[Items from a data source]

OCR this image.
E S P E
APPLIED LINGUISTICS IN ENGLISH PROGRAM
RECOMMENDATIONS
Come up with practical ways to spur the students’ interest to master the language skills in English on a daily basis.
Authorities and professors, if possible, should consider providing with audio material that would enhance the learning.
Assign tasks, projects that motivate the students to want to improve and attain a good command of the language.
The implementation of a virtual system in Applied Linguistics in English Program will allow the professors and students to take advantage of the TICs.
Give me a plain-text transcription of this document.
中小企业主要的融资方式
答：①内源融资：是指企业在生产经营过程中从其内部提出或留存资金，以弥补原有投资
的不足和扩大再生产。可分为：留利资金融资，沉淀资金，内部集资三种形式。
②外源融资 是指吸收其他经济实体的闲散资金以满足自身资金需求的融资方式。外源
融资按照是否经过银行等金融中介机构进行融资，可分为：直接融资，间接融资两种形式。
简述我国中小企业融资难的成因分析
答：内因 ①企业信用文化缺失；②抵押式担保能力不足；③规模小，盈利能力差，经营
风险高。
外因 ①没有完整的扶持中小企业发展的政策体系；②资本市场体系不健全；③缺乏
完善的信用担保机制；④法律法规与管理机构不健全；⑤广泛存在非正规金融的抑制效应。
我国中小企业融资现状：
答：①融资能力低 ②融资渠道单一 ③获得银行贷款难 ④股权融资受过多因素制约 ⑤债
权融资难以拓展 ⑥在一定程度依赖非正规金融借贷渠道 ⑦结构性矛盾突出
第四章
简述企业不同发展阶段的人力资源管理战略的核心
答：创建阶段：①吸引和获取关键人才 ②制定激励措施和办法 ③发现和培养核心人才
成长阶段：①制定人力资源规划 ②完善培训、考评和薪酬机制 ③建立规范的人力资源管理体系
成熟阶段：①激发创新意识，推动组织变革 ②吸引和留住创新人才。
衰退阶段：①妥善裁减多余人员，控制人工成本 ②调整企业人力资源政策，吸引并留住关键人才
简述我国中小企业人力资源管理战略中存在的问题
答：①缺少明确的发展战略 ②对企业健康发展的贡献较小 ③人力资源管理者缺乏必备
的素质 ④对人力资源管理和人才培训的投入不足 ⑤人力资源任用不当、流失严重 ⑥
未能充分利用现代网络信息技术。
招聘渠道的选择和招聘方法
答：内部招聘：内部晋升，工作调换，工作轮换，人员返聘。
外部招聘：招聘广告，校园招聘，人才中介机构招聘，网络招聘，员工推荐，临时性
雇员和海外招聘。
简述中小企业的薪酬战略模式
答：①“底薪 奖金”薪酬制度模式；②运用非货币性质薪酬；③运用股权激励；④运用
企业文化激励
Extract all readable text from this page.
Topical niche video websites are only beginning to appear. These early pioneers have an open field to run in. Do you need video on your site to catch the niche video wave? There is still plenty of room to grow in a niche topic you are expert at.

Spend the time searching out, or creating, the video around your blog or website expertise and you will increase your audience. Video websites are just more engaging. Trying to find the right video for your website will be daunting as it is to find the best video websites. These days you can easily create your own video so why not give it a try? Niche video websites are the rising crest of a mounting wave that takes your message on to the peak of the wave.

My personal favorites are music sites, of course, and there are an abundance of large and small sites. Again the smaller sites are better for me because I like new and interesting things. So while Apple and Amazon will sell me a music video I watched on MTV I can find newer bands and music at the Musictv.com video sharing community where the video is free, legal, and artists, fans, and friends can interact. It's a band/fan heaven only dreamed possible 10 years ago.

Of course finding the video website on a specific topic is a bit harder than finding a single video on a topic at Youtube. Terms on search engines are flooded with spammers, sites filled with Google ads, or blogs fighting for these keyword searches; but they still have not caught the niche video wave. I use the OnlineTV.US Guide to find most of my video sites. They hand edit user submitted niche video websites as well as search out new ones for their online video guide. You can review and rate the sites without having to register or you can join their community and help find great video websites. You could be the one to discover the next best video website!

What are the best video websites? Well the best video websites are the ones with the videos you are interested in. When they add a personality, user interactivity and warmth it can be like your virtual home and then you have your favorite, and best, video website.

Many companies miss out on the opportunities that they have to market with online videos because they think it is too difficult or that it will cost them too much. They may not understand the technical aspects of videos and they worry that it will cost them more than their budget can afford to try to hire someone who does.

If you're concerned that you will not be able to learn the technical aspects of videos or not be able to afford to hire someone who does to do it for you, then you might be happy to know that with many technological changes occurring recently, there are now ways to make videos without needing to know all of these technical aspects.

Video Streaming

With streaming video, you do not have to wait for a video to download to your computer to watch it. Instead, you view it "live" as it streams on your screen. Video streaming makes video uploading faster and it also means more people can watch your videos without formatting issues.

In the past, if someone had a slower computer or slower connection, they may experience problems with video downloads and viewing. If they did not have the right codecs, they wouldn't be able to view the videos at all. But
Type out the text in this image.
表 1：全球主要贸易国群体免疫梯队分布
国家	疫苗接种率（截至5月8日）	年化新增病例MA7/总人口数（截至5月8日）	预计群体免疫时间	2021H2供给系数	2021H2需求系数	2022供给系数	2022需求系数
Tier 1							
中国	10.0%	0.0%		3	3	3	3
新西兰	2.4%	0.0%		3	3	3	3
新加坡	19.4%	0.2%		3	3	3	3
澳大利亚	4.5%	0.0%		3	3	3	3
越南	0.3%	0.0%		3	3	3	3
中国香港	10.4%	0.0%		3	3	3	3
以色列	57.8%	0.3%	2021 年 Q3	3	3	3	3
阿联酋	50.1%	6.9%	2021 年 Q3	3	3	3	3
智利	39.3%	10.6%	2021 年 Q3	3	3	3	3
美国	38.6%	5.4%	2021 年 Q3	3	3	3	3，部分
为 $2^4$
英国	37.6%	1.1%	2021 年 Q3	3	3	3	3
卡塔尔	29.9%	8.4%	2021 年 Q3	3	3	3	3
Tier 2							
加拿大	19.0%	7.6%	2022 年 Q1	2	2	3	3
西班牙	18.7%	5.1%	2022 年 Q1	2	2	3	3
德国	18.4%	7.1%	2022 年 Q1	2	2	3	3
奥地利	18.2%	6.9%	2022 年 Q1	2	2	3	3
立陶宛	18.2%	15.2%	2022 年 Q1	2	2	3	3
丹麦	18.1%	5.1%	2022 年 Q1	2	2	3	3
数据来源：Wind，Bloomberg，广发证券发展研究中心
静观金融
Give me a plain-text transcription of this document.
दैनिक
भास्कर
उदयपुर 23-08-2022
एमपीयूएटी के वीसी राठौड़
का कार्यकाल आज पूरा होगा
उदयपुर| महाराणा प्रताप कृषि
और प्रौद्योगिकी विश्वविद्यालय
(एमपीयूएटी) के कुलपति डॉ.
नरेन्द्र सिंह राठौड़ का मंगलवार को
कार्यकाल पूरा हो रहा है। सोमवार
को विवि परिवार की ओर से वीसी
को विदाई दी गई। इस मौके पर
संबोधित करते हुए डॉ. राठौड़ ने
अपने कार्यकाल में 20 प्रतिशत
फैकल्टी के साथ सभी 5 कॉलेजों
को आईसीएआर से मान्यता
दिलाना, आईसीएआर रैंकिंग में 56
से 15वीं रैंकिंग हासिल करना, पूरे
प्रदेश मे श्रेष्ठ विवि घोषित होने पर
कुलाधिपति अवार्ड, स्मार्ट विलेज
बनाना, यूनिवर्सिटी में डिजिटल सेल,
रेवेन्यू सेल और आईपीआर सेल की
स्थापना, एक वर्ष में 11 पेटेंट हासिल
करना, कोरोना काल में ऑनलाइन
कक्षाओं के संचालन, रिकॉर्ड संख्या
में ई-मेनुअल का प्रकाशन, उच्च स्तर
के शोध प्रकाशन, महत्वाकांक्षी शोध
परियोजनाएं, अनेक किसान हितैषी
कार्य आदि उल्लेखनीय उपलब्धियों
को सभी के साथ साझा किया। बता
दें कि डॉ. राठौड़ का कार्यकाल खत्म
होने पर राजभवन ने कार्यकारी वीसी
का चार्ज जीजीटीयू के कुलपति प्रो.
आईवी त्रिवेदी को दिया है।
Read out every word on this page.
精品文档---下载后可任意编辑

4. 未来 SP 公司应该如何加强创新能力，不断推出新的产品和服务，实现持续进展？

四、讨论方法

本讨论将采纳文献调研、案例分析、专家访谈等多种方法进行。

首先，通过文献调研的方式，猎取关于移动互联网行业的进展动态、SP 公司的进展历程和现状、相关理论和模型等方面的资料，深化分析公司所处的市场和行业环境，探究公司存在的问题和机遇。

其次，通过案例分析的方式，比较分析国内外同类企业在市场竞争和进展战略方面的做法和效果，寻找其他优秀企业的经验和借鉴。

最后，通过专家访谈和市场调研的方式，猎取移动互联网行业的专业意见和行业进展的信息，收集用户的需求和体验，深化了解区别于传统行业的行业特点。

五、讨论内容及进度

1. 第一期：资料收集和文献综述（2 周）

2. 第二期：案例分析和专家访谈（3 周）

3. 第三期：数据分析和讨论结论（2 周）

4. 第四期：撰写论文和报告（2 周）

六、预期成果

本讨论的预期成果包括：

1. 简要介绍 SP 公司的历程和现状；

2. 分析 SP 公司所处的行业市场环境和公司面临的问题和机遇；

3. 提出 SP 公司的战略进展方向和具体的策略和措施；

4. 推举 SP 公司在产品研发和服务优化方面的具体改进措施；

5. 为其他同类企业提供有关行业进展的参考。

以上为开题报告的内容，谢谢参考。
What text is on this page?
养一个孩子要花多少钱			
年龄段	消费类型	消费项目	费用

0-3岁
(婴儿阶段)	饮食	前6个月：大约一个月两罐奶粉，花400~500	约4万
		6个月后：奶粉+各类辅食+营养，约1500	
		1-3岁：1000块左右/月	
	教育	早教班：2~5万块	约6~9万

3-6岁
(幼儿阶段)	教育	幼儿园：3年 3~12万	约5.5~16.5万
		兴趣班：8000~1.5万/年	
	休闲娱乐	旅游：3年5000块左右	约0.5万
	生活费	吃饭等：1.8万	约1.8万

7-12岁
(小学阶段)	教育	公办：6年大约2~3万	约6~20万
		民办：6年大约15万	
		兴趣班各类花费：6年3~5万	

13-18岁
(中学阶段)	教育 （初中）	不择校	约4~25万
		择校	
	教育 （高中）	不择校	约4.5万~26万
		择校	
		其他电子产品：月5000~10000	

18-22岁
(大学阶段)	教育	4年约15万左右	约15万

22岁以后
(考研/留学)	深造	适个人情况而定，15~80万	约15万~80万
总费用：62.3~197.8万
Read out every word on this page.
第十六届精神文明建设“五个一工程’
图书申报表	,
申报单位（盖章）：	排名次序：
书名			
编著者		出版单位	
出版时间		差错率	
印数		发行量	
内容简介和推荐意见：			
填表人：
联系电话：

▶ _Work to be completed_: List all lines from the entries that include the word "language".

▶ _Response to this exercise_:
Come up with practical ways to spur the students’ interest to master the language skills in English on a daily basis.
Assign tasks, projects that motivate the students to want to improve and attain a good command of the language.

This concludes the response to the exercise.